→ EXERCISE INSTRUCTIONS:
Your answer should be a single number: how many lines in the data below hold the string "right".

Structured figure records

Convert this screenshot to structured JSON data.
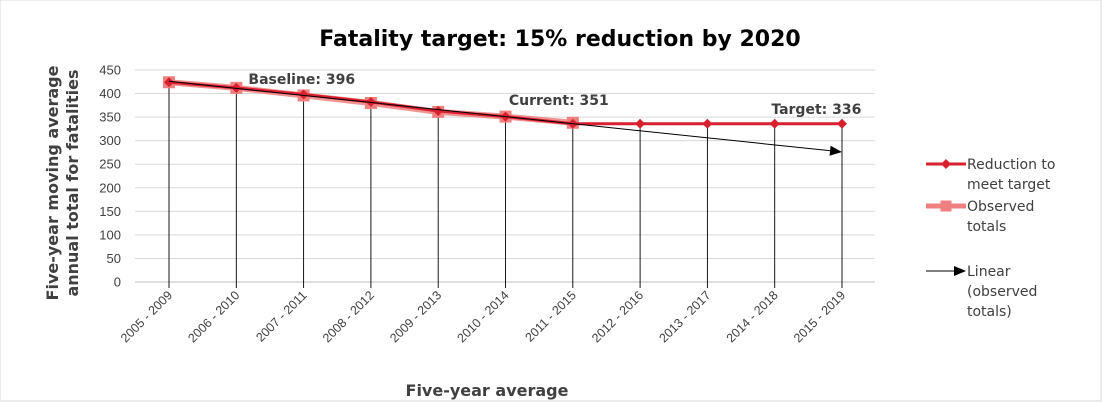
{
  "chart_data": {
    "type": "line",
    "title": "Fatality target: 15% reduction by 2020",
    "xlabel": "Five-year average",
    "ylabel_lines": [
      "Five-year moving average",
      "annual total for fatalities"
    ],
    "categories": [
      "2005 - 2009",
      "2006 - 2010",
      "2007 - 2011",
      "2008 - 2012",
      "2009 - 2013",
      "2010 - 2014",
      "2011 - 2015",
      "2012 - 2016",
      "2013 - 2017",
      "2014 - 2018",
      "2015 - 2019"
    ],
    "ylim": [
      0,
      450
    ],
    "yticks": [
      0,
      50,
      100,
      150,
      200,
      250,
      300,
      350,
      400,
      450
    ],
    "grid": true,
    "legend_position": "right",
    "series": [
      {
        "key": "target",
        "name_lines": [
          "Reduction to",
          "meet target"
        ],
        "color": "#d9202e",
        "marker": "diamond",
        "values": [
          424,
          412,
          398,
          382,
          363,
          351,
          336,
          336,
          336,
          336,
          336
        ]
      },
      {
        "key": "observed",
        "name_lines": [
          "Observed",
          "totals"
        ],
        "color": "#f08080",
        "marker": "square",
        "values": [
          424,
          412,
          396,
          380,
          361,
          351,
          338,
          null,
          null,
          null,
          null
        ]
      },
      {
        "key": "linear",
        "name_lines": [
          "Linear",
          "(observed",
          "totals)"
        ],
        "color": "#000000",
        "marker": "arrow",
        "trend": {
          "start_index": 0,
          "start_value": 426,
          "end_index": 10,
          "end_value": 276
        }
      }
    ],
    "annotations": [
      {
        "key": "baseline",
        "text": "Baseline: 396",
        "index": 1.18,
        "value": 420
      },
      {
        "key": "current",
        "text": "Current: 351",
        "index": 5.05,
        "value": 376
      },
      {
        "key": "target",
        "text": "Target: 336",
        "index": 8.95,
        "value": 357
      }
    ]
  }
}
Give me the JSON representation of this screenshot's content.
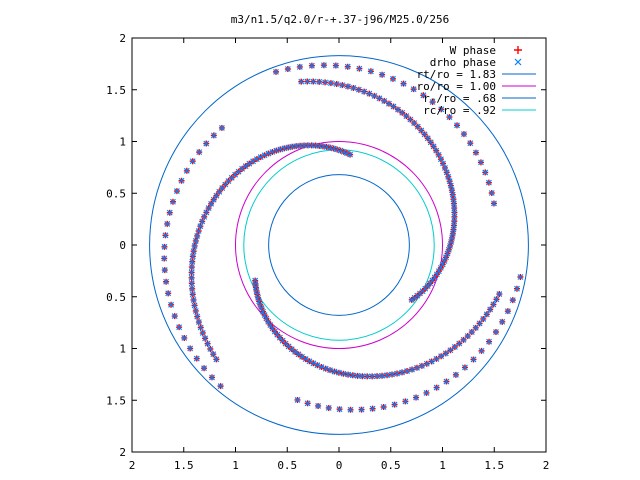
{
  "chart_data": {
    "type": "scatter",
    "title": "m3/n1.5/q2.0/r-+.37-j96/M25.0/256",
    "xlim": [
      2,
      -2
    ],
    "ylim": [
      -2,
      2
    ],
    "x_ticks": [
      2,
      1.5,
      1,
      0.5,
      0,
      0.5,
      1,
      1.5,
      2
    ],
    "y_ticks": [
      2,
      1.5,
      1,
      0.5,
      0,
      0.5,
      1,
      1.5,
      2
    ],
    "x_tick_values": [
      -2,
      -1.5,
      -1,
      -0.5,
      0,
      0.5,
      1,
      1.5,
      2
    ],
    "y_tick_values": [
      2,
      1.5,
      1,
      0.5,
      0,
      -0.5,
      -1,
      -1.5,
      -2
    ],
    "legend_position": "top-right",
    "grid": false,
    "series": [
      {
        "name": "W phase",
        "kind": "points",
        "marker": "plus",
        "color": "#ff0000"
      },
      {
        "name": "drho phase",
        "kind": "points",
        "marker": "cross",
        "color": "#0080ff"
      },
      {
        "name": "rt/ro = 1.83",
        "kind": "circle",
        "radius": 1.83,
        "color": "#0066cc"
      },
      {
        "name": "ro/ro = 1.00",
        "kind": "circle",
        "radius": 1.0,
        "color": "#cc00cc"
      },
      {
        "name": "r-/ro = .68",
        "kind": "circle",
        "radius": 0.68,
        "color": "#0066cc"
      },
      {
        "name": "rc/ro = .92",
        "kind": "circle",
        "radius": 0.92,
        "color": "#00cccc"
      }
    ],
    "spiral_arms": [
      {
        "r_start": 0.88,
        "r_end": 1.62,
        "theta_start_deg": 83,
        "sweep_deg": 140,
        "samples": 70
      },
      {
        "r_start": 0.88,
        "r_end": 1.62,
        "theta_start_deg": 203,
        "sweep_deg": 140,
        "samples": 70
      },
      {
        "r_start": 0.88,
        "r_end": 1.62,
        "theta_start_deg": 323,
        "sweep_deg": 140,
        "samples": 70
      },
      {
        "r_start": 1.6,
        "r_end": 1.78,
        "theta_start_deg": 135,
        "sweep_deg": 95,
        "samples": 26
      },
      {
        "r_start": 1.55,
        "r_end": 1.78,
        "theta_start_deg": 255,
        "sweep_deg": 95,
        "samples": 26
      },
      {
        "r_start": 1.55,
        "r_end": 1.78,
        "theta_start_deg": 15,
        "sweep_deg": 95,
        "samples": 26
      }
    ]
  }
}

→ EXERCISE OUTPUT:
2